*Given instruction:* Give the data below again, word for word.

-- START --

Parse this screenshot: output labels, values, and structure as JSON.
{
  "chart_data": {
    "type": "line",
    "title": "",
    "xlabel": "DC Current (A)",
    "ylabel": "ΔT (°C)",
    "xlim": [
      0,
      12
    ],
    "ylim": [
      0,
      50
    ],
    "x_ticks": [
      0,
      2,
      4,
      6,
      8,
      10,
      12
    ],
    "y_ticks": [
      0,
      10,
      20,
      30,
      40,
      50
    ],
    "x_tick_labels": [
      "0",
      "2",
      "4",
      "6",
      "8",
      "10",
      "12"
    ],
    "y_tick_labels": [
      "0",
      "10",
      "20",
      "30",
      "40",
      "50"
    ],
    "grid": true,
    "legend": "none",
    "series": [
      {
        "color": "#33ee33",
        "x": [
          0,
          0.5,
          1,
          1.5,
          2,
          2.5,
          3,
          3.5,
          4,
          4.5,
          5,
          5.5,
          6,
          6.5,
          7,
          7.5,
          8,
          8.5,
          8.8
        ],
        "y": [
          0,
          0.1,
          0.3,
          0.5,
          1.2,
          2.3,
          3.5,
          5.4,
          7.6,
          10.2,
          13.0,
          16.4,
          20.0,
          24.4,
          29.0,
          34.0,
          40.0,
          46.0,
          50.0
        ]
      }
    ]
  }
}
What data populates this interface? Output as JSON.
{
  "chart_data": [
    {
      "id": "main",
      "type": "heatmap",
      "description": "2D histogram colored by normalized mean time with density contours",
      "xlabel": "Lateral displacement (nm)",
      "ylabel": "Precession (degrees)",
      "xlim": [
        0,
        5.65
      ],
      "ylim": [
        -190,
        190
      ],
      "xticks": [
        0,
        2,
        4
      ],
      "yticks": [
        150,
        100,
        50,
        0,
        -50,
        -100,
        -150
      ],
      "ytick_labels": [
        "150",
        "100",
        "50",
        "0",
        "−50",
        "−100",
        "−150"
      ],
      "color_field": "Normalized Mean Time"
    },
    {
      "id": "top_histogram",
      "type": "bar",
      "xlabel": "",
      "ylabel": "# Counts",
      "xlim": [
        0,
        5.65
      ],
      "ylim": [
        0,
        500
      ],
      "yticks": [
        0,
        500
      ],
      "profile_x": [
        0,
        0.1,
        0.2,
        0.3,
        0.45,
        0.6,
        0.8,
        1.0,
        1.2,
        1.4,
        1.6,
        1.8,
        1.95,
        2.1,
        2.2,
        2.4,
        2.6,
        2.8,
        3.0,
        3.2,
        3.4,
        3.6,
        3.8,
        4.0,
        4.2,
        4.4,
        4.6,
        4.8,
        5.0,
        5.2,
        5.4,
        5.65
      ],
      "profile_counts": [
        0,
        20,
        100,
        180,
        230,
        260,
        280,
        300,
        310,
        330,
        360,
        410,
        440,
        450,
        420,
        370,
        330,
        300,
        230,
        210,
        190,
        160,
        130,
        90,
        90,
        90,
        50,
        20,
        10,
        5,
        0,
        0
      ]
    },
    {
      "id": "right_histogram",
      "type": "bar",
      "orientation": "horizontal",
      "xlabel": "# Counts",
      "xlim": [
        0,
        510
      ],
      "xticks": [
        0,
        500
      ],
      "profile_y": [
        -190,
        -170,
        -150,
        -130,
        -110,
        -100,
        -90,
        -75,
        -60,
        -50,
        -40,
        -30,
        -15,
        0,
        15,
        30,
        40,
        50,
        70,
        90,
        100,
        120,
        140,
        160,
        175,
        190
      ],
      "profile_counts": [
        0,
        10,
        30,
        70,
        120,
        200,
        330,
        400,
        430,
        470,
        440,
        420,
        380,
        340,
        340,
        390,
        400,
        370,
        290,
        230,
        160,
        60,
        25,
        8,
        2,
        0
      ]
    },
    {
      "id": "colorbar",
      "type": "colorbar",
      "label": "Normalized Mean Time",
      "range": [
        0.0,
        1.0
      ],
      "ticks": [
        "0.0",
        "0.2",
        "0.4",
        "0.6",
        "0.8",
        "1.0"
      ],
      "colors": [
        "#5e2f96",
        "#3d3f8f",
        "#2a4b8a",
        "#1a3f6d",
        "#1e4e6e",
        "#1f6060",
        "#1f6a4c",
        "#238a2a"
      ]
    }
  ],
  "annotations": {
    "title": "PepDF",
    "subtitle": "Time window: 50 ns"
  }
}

-- END --

*Worked answer:*
Parse this screenshot: output labels, values, and structure as JSON.
{
  "chart_data": {
    "type": "line",
    "title": "",
    "xlabel": "DC Current (A)",
    "ylabel": "ΔT (°C)",
    "xlim": [
      0,
      12
    ],
    "ylim": [
      0,
      50
    ],
    "x_ticks": [
      0,
      2,
      4,
      6,
      8,
      10,
      12
    ],
    "y_ticks": [
      0,
      10,
      20,
      30,
      40,
      50
    ],
    "x_tick_labels": [
      "0",
      "2",
      "4",
      "6",
      "8",
      "10",
      "12"
    ],
    "y_tick_labels": [
      "0",
      "10",
      "20",
      "30",
      "40",
      "50"
    ],
    "grid": true,
    "legend": "none",
    "series": [
      {
        "color": "#33ee33",
        "x": [
          0,
          0.5,
          1,
          1.5,
          2,
          2.5,
          3,
          3.5,
          4,
          4.5,
          5,
          5.5,
          6,
          6.5,
          7,
          7.5,
          8,
          8.5,
          8.8
        ],
        "y": [
          0,
          0.1,
          0.3,
          0.5,
          1.2,
          2.3,
          3.5,
          5.4,
          7.6,
          10.2,
          13.0,
          16.4,
          20.0,
          24.4,
          29.0,
          34.0,
          40.0,
          46.0,
          50.0
        ]
      }
    ]
  }
}
What data populates this interface? Output as JSON.
{
  "chart_data": [
    {
      "id": "main",
      "type": "heatmap",
      "description": "2D histogram colored by normalized mean time with density contours",
      "xlabel": "Lateral displacement (nm)",
      "ylabel": "Precession (degrees)",
      "xlim": [
        0,
        5.65
      ],
      "ylim": [
        -190,
        190
      ],
      "xticks": [
        0,
        2,
        4
      ],
      "yticks": [
        150,
        100,
        50,
        0,
        -50,
        -100,
        -150
      ],
      "ytick_labels": [
        "150",
        "100",
        "50",
        "0",
        "−50",
        "−100",
        "−150"
      ],
      "color_field": "Normalized Mean Time"
    },
    {
      "id": "top_histogram",
      "type": "bar",
      "xlabel": "",
      "ylabel": "# Counts",
      "xlim": [
        0,
        5.65
      ],
      "ylim": [
        0,
        500
      ],
      "yticks": [
        0,
        500
      ],
      "profile_x": [
        0,
        0.1,
        0.2,
        0.3,
        0.45,
        0.6,
        0.8,
        1.0,
        1.2,
        1.4,
        1.6,
        1.8,
        1.95,
        2.1,
        2.2,
        2.4,
        2.6,
        2.8,
        3.0,
        3.2,
        3.4,
        3.6,
        3.8,
        4.0,
        4.2,
        4.4,
        4.6,
        4.8,
        5.0,
        5.2,
        5.4,
        5.65
      ],
      "profile_counts": [
        0,
        20,
        100,
        180,
        230,
        260,
        280,
        300,
        310,
        330,
        360,
        410,
        440,
        450,
        420,
        370,
        330,
        300,
        230,
        210,
        190,
        160,
        130,
        90,
        90,
        90,
        50,
        20,
        10,
        5,
        0,
        0
      ]
    },
    {
      "id": "right_histogram",
      "type": "bar",
      "orientation": "horizontal",
      "xlabel": "# Counts",
      "xlim": [
        0,
        510
      ],
      "xticks": [
        0,
        500
      ],
      "profile_y": [
        -190,
        -170,
        -150,
        -130,
        -110,
        -100,
        -90,
        -75,
        -60,
        -50,
        -40,
        -30,
        -15,
        0,
        15,
        30,
        40,
        50,
        70,
        90,
        100,
        120,
        140,
        160,
        175,
        190
      ],
      "profile_counts": [
        0,
        10,
        30,
        70,
        120,
        200,
        330,
        400,
        430,
        470,
        440,
        420,
        380,
        340,
        340,
        390,
        400,
        370,
        290,
        230,
        160,
        60,
        25,
        8,
        2,
        0
      ]
    },
    {
      "id": "colorbar",
      "type": "colorbar",
      "label": "Normalized Mean Time",
      "range": [
        0.0,
        1.0
      ],
      "ticks": [
        "0.0",
        "0.2",
        "0.4",
        "0.6",
        "0.8",
        "1.0"
      ],
      "colors": [
        "#5e2f96",
        "#3d3f8f",
        "#2a4b8a",
        "#1a3f6d",
        "#1e4e6e",
        "#1f6060",
        "#1f6a4c",
        "#238a2a"
      ]
    }
  ],
  "annotations": {
    "title": "PepDF",
    "subtitle": "Time window: 50 ns"
  }
}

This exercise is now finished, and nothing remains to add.